● Supplied passage:
Too often an insurance company denies a claim for disability benefits or terminates payment of disability insurance benefits, while offering only a conclusory assertion that the claimant does not meet the policy's definition of "disability" and completely ignoring all the records and evidence of their treating doctors.  This type of claims process is arbitrary and capricious and violates federal law the Seventh Circuit ruled recently in Love v. National City Benefits Plan, No. 08-1722 (July 23, 2009)

The claimant, Nancy Love, was a 20 year employee of the bank before she became sick and was eventually diagnosed with multiple sclerosis.  She was unable to work as of August 2001, began receiving disability insurance benefits and received those benefits through December 2005, when they were terminated.

There was no change or improvement in Love's condition that caused the termination of benefits.  Instead, the bank's claims administrator, Liberty Mutual, had a "medical consultant", a Dr. Jonathan Sands, review Love's medical file.  Despite Love's multiple sclerosis and despite the fact that she had been paid disability benefits for over four years, Sands concluded that her file revealed "no objective limitations in functional ability or capacity."  So Love's LTD benefits were terminated.

Love appealed the termination of her LTD benefits. She submitted additional information regarding her condition and capabilities including a physical-therapy evaluation, a functional-capacity evaluation and a vocational evaluation, each prepared by a different doctor and each concluding that "Love had limited functional ability" due to her MS.  Nonetheless, Liberty Mutual disregarded it all and  refused to reinstate Love's benefits.

● Extracted material:

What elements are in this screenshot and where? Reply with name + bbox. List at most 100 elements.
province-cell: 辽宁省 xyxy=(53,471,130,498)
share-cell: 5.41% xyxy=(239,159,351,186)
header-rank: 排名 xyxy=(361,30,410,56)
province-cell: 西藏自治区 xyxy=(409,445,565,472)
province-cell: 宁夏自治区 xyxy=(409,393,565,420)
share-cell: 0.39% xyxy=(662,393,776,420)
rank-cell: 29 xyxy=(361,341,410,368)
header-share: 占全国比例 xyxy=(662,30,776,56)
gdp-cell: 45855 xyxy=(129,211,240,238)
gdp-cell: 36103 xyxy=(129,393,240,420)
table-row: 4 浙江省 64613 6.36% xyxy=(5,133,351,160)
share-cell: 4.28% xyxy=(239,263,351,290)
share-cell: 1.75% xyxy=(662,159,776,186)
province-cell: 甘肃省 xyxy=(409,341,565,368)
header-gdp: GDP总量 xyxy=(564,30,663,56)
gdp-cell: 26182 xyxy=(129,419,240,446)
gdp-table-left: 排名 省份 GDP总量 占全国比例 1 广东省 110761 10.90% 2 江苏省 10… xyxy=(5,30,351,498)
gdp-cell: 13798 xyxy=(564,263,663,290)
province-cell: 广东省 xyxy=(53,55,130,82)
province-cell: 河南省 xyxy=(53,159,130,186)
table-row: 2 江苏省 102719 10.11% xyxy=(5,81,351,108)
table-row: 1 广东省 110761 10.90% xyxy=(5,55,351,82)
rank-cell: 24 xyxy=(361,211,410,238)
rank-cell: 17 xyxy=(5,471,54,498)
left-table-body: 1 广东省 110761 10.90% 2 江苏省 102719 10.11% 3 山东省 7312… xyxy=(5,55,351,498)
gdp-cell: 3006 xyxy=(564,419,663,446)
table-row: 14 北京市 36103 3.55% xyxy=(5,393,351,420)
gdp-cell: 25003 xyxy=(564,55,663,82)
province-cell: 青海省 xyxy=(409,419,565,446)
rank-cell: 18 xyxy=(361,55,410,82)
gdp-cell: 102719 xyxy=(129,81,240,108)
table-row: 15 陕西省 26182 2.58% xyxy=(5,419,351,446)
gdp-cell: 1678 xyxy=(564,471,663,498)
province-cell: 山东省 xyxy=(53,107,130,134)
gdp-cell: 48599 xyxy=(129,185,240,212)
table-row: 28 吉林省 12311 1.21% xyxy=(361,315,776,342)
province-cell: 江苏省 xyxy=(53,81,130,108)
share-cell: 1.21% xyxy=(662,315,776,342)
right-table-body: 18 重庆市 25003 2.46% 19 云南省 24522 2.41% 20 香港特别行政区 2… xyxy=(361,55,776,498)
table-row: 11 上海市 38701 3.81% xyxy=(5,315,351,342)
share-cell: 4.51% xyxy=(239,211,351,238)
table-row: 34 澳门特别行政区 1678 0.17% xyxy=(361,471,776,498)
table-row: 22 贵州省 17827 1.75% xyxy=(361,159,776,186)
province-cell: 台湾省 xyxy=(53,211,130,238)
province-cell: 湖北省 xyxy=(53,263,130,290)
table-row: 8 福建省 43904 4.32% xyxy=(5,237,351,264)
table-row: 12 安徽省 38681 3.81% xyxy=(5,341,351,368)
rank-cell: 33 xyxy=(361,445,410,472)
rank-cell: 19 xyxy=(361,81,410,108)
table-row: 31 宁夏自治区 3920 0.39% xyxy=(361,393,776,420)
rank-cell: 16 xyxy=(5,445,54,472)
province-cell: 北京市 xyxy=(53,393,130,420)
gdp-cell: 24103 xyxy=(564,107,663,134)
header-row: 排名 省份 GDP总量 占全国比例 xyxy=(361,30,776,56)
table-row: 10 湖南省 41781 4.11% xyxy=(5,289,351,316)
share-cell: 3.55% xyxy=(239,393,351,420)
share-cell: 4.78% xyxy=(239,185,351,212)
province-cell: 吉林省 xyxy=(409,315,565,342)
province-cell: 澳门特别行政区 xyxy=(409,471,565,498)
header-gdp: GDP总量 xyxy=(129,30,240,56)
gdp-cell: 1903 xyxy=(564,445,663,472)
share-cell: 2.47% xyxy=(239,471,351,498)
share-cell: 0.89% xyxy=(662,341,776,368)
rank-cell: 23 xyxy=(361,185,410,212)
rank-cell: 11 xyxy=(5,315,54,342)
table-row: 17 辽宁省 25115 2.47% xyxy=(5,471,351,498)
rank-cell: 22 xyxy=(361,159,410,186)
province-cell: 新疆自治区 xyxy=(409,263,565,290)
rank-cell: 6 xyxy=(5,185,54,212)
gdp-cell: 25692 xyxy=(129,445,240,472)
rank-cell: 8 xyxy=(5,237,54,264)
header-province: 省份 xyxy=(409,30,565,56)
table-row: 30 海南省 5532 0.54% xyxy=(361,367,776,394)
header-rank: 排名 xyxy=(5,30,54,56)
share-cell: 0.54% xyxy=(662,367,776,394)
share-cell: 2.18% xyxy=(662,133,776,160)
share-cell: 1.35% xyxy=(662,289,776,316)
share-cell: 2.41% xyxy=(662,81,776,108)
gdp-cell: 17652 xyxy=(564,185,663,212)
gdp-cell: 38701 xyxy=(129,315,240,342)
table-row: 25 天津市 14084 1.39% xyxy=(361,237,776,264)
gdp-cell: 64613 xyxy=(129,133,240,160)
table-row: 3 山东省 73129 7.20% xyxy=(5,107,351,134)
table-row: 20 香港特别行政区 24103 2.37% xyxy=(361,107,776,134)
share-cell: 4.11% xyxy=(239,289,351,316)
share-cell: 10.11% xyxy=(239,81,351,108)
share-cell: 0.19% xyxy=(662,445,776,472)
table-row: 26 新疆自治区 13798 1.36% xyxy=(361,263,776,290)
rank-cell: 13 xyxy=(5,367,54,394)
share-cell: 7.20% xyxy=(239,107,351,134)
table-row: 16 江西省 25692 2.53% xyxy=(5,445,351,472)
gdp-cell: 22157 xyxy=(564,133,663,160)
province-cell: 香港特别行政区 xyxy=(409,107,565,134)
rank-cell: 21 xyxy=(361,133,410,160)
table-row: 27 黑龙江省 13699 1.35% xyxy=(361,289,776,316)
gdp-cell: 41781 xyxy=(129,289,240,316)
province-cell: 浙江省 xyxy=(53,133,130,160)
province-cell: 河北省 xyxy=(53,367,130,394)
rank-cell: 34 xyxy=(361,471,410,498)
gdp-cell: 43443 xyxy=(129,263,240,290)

● Work instructions:
1. According to the passage on Nancy Love's disability claim, when were her disability insurance benefits terminated?
2. Continue the passage on Nancy Love's disability claim from its final sentence.

● Responses by task:
1. December 2005.

2.
The Seventh Circuit ruled that Liberty Mutual's claims process was arbitrary and capricious.  First, the court ruled that Liberty Mutual was required to explain its decision, including an explanation as to "why the reviewer chose to discredit the evaluations and conclusions of Love's treating physicians."  Federal law requires, the court explained, that an insurance company provide "a reasonable explanation for its determination and must address any reliable, contrary evidence presented by the claimant."  The insurance company must address the opinions and evaluations of the claimant's doctors: "they may not simply ignore their medical conclusions or dismiss those conclusions without explanation."  Therefore, the court ruled that the insurance company "acted arbitrarily by terminating Love's benefits without sufficiently explaining its basis for doing so."